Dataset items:

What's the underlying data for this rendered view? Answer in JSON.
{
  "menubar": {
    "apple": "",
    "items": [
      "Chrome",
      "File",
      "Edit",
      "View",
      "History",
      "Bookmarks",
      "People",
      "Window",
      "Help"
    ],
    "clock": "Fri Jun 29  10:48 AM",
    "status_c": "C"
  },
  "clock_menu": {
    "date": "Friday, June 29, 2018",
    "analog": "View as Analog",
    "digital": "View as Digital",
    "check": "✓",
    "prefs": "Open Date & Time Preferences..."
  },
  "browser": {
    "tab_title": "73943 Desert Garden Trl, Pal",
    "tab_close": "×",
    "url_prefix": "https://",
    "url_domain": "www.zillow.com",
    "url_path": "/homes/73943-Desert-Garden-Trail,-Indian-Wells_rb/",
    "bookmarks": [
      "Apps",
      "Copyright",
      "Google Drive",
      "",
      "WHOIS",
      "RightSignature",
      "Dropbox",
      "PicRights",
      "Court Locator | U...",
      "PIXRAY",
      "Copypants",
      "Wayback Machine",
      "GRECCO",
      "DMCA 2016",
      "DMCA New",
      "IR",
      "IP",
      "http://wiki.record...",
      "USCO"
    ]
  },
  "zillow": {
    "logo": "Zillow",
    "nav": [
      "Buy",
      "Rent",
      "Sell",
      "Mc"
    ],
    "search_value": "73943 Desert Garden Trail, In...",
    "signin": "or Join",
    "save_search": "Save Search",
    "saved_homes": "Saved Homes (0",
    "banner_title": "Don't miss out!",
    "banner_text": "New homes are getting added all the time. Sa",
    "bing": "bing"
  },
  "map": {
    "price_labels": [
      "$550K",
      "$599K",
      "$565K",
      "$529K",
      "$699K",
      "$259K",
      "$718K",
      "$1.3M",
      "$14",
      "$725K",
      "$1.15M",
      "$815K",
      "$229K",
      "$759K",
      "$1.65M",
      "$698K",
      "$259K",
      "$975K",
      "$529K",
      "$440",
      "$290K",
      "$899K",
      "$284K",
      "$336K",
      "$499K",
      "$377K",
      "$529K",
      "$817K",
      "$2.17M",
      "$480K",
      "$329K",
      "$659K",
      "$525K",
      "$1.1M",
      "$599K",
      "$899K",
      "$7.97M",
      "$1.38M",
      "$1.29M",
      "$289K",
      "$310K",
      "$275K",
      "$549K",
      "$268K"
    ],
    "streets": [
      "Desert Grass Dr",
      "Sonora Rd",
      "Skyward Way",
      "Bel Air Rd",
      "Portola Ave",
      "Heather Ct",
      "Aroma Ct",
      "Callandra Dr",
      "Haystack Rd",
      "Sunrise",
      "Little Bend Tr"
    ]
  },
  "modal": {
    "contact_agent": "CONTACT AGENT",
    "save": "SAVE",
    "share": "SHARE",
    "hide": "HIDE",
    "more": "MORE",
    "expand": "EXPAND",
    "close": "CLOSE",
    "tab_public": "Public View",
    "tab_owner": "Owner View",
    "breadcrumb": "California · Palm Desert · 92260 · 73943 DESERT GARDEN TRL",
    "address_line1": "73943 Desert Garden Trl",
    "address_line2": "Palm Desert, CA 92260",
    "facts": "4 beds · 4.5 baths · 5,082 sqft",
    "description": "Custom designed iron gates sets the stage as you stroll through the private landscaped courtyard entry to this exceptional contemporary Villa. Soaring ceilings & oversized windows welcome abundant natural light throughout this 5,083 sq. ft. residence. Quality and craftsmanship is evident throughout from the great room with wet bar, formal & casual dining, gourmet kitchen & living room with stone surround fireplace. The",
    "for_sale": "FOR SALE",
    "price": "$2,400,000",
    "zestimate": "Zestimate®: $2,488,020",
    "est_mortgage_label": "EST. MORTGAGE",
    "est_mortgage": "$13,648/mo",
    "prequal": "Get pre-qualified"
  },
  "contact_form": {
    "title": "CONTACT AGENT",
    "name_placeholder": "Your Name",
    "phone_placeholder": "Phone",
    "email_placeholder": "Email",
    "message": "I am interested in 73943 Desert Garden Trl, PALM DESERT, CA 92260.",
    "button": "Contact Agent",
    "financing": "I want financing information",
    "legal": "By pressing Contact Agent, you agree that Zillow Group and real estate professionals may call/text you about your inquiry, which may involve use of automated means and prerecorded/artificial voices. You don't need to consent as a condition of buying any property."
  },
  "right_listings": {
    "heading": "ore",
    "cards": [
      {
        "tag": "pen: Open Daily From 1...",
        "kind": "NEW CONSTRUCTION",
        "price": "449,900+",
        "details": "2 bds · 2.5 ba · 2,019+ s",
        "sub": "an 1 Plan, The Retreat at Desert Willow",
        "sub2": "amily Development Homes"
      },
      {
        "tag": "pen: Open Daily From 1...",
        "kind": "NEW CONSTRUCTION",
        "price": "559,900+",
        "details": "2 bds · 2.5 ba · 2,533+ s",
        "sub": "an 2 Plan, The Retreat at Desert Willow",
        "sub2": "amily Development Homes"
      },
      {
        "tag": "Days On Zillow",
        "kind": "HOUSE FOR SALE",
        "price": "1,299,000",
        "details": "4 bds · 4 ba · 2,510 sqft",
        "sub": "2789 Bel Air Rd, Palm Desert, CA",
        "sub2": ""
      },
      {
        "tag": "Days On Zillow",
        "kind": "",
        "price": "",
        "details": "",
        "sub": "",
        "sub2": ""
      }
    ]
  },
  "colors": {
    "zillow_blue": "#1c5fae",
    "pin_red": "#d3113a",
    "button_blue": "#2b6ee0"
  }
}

### Brief
Set down every record above exactly as given.

### Response to the exercise
What's the underlying data for this rendered view? Answer in JSON.
{
  "menubar": {
    "apple": "",
    "items": [
      "Chrome",
      "File",
      "Edit",
      "View",
      "History",
      "Bookmarks",
      "People",
      "Window",
      "Help"
    ],
    "clock": "Fri Jun 29  10:48 AM",
    "status_c": "C"
  },
  "clock_menu": {
    "date": "Friday, June 29, 2018",
    "analog": "View as Analog",
    "digital": "View as Digital",
    "check": "✓",
    "prefs": "Open Date & Time Preferences..."
  },
  "browser": {
    "tab_title": "73943 Desert Garden Trl, Pal",
    "tab_close": "×",
    "url_prefix": "https://",
    "url_domain": "www.zillow.com",
    "url_path": "/homes/73943-Desert-Garden-Trail,-Indian-Wells_rb/",
    "bookmarks": [
      "Apps",
      "Copyright",
      "Google Drive",
      "",
      "WHOIS",
      "RightSignature",
      "Dropbox",
      "PicRights",
      "Court Locator | U...",
      "PIXRAY",
      "Copypants",
      "Wayback Machine",
      "GRECCO",
      "DMCA 2016",
      "DMCA New",
      "IR",
      "IP",
      "http://wiki.record...",
      "USCO"
    ]
  },
  "zillow": {
    "logo": "Zillow",
    "nav": [
      "Buy",
      "Rent",
      "Sell",
      "Mc"
    ],
    "search_value": "73943 Desert Garden Trail, In...",
    "signin": "or Join",
    "save_search": "Save Search",
    "saved_homes": "Saved Homes (0",
    "banner_title": "Don't miss out!",
    "banner_text": "New homes are getting added all the time. Sa",
    "bing": "bing"
  },
  "map": {
    "price_labels": [
      "$550K",
      "$599K",
      "$565K",
      "$529K",
      "$699K",
      "$259K",
      "$718K",
      "$1.3M",
      "$14",
      "$725K",
      "$1.15M",
      "$815K",
      "$229K",
      "$759K",
      "$1.65M",
      "$698K",
      "$259K",
      "$975K",
      "$529K",
      "$440",
      "$290K",
      "$899K",
      "$284K",
      "$336K",
      "$499K",
      "$377K",
      "$529K",
      "$817K",
      "$2.17M",
      "$480K",
      "$329K",
      "$659K",
      "$525K",
      "$1.1M",
      "$599K",
      "$899K",
      "$7.97M",
      "$1.38M",
      "$1.29M",
      "$289K",
      "$310K",
      "$275K",
      "$549K",
      "$268K"
    ],
    "streets": [
      "Desert Grass Dr",
      "Sonora Rd",
      "Skyward Way",
      "Bel Air Rd",
      "Portola Ave",
      "Heather Ct",
      "Aroma Ct",
      "Callandra Dr",
      "Haystack Rd",
      "Sunrise",
      "Little Bend Tr"
    ]
  },
  "modal": {
    "contact_agent": "CONTACT AGENT",
    "save": "SAVE",
    "share": "SHARE",
    "hide": "HIDE",
    "more": "MORE",
    "expand": "EXPAND",
    "close": "CLOSE",
    "tab_public": "Public View",
    "tab_owner": "Owner View",
    "breadcrumb": "California · Palm Desert · 92260 · 73943 DESERT GARDEN TRL",
    "address_line1": "73943 Desert Garden Trl",
    "address_line2": "Palm Desert, CA 92260",
    "facts": "4 beds · 4.5 baths · 5,082 sqft",
    "description": "Custom designed iron gates sets the stage as you stroll through the private landscaped courtyard entry to this exceptional contemporary Villa. Soaring ceilings & oversized windows welcome abundant natural light throughout this 5,083 sq. ft. residence. Quality and craftsmanship is evident throughout from the great room with wet bar, formal & casual dining, gourmet kitchen & living room with stone surround fireplace. The",
    "for_sale": "FOR SALE",
    "price": "$2,400,000",
    "zestimate": "Zestimate®: $2,488,020",
    "est_mortgage_label": "EST. MORTGAGE",
    "est_mortgage": "$13,648/mo",
    "prequal": "Get pre-qualified"
  },
  "contact_form": {
    "title": "CONTACT AGENT",
    "name_placeholder": "Your Name",
    "phone_placeholder": "Phone",
    "email_placeholder": "Email",
    "message": "I am interested in 73943 Desert Garden Trl, PALM DESERT, CA 92260.",
    "button": "Contact Agent",
    "financing": "I want financing information",
    "legal": "By pressing Contact Agent, you agree that Zillow Group and real estate professionals may call/text you about your inquiry, which may involve use of automated means and prerecorded/artificial voices. You don't need to consent as a condition of buying any property."
  },
  "right_listings": {
    "heading": "ore",
    "cards": [
      {
        "tag": "pen: Open Daily From 1...",
        "kind": "NEW CONSTRUCTION",
        "price": "449,900+",
        "details": "2 bds · 2.5 ba · 2,019+ s",
        "sub": "an 1 Plan, The Retreat at Desert Willow",
        "sub2": "amily Development Homes"
      },
      {
        "tag": "pen: Open Daily From 1...",
        "kind": "NEW CONSTRUCTION",
        "price": "559,900+",
        "details": "2 bds · 2.5 ba · 2,533+ s",
        "sub": "an 2 Plan, The Retreat at Desert Willow",
        "sub2": "amily Development Homes"
      },
      {
        "tag": "Days On Zillow",
        "kind": "HOUSE FOR SALE",
        "price": "1,299,000",
        "details": "4 bds · 4 ba · 2,510 sqft",
        "sub": "2789 Bel Air Rd, Palm Desert, CA",
        "sub2": ""
      },
      {
        "tag": "Days On Zillow",
        "kind": "",
        "price": "",
        "details": "",
        "sub": "",
        "sub2": ""
      }
    ]
  },
  "colors": {
    "zillow_blue": "#1c5fae",
    "pin_red": "#d3113a",
    "button_blue": "#2b6ee0"
  }
}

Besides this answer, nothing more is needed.